EXTRACTED RECORDS –
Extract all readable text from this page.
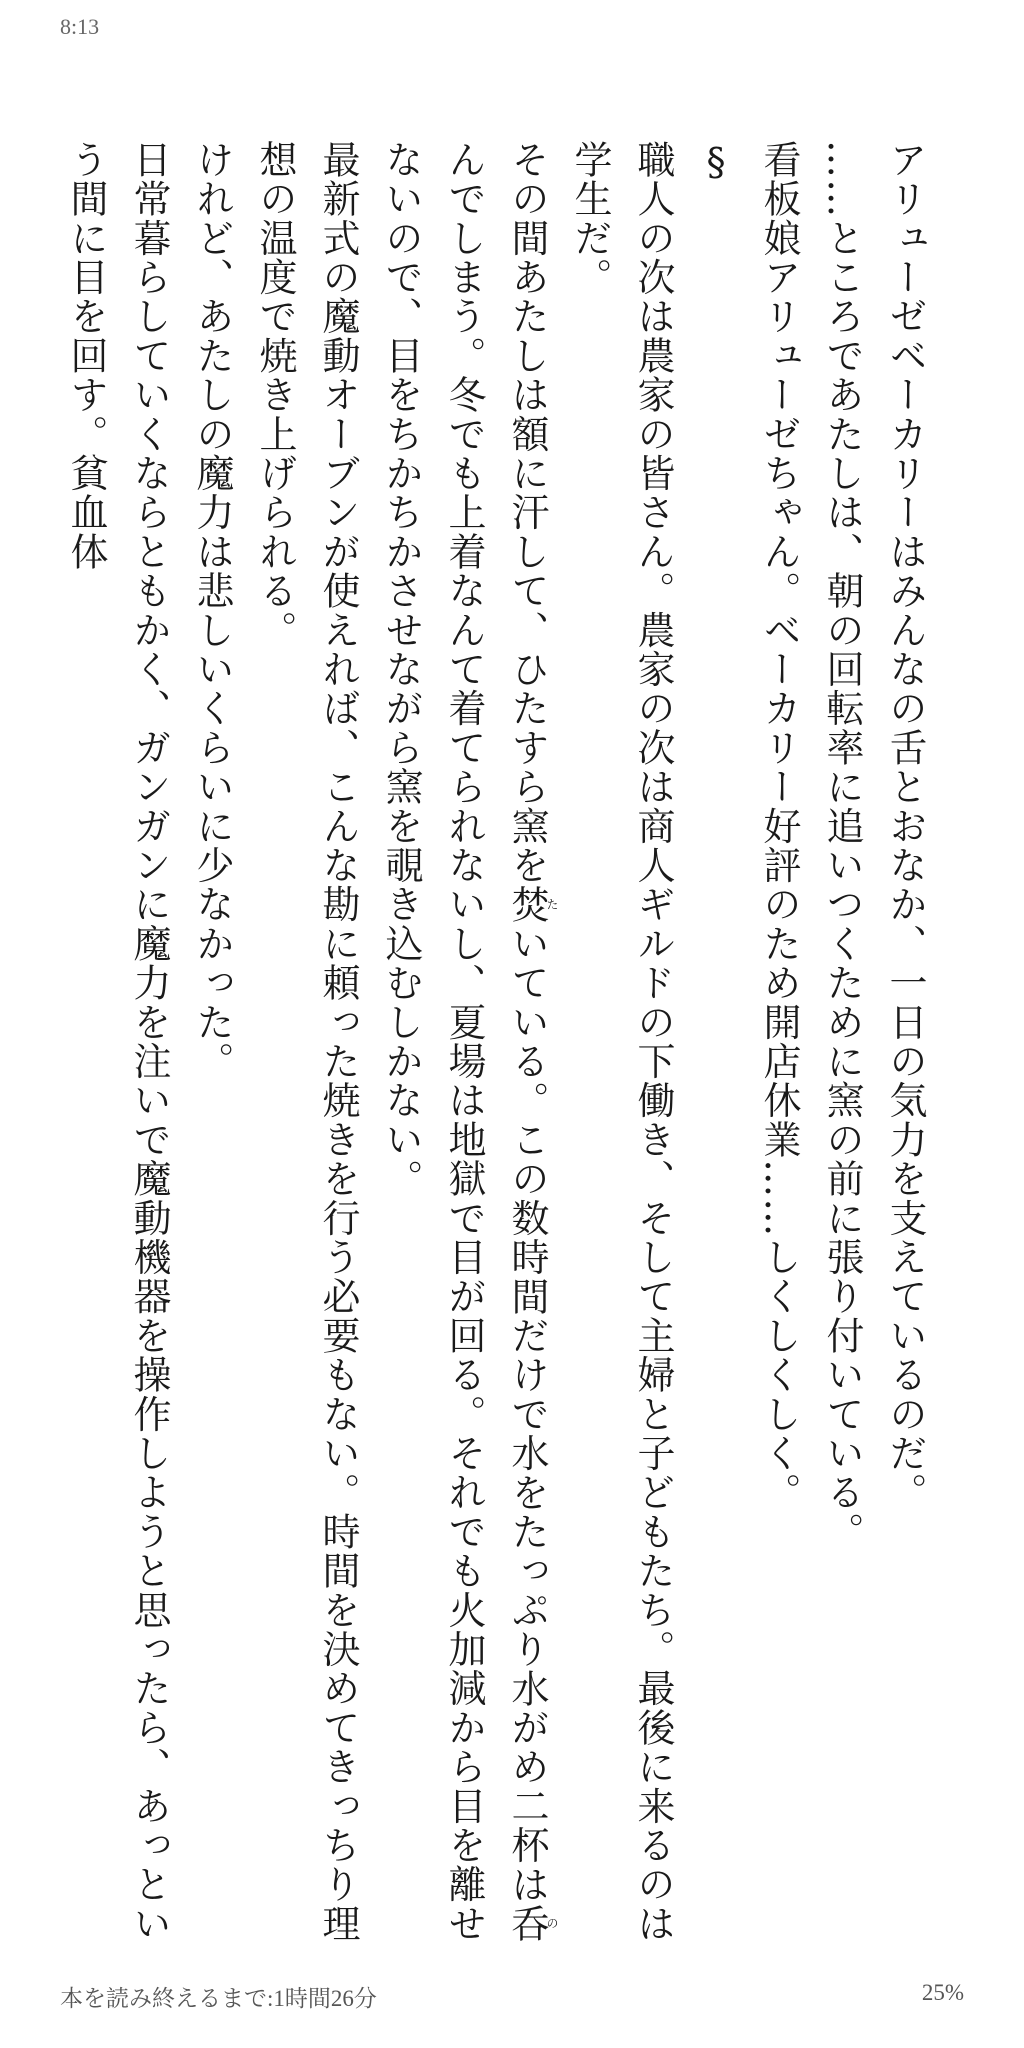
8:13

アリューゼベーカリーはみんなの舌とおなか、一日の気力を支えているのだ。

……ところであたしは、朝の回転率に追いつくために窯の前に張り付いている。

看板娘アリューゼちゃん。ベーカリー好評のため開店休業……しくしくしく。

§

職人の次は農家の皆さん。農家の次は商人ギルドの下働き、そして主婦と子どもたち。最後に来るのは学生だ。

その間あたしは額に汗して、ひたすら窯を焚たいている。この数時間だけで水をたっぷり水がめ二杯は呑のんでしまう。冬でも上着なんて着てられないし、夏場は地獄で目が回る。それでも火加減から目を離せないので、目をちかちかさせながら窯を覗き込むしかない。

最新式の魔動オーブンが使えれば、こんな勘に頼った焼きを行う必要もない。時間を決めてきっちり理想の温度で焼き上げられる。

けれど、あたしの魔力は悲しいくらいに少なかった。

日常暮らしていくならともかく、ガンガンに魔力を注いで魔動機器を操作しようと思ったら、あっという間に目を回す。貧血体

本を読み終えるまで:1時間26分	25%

WHAT THE TASK REQUIRES – Retype the data above exactly; pictures are not part of the copy.

FULL ANSWER –
Extract all readable text from this page.
8:13

アリューゼベーカリーはみんなの舌とおなか、一日の気力を支えているのだ。

……ところであたしは、朝の回転率に追いつくために窯の前に張り付いている。

看板娘アリューゼちゃん。ベーカリー好評のため開店休業……しくしくしく。

§

職人の次は農家の皆さん。農家の次は商人ギルドの下働き、そして主婦と子どもたち。最後に来るのは学生だ。

その間あたしは額に汗して、ひたすら窯を焚たいている。この数時間だけで水をたっぷり水がめ二杯は呑のんでしまう。冬でも上着なんて着てられないし、夏場は地獄で目が回る。それでも火加減から目を離せないので、目をちかちかさせながら窯を覗き込むしかない。

最新式の魔動オーブンが使えれば、こんな勘に頼った焼きを行う必要もない。時間を決めてきっちり理想の温度で焼き上げられる。

けれど、あたしの魔力は悲しいくらいに少なかった。

日常暮らしていくならともかく、ガンガンに魔力を注いで魔動機器を操作しようと思ったら、あっという間に目を回す。貧血体

本を読み終えるまで:1時間26分	25%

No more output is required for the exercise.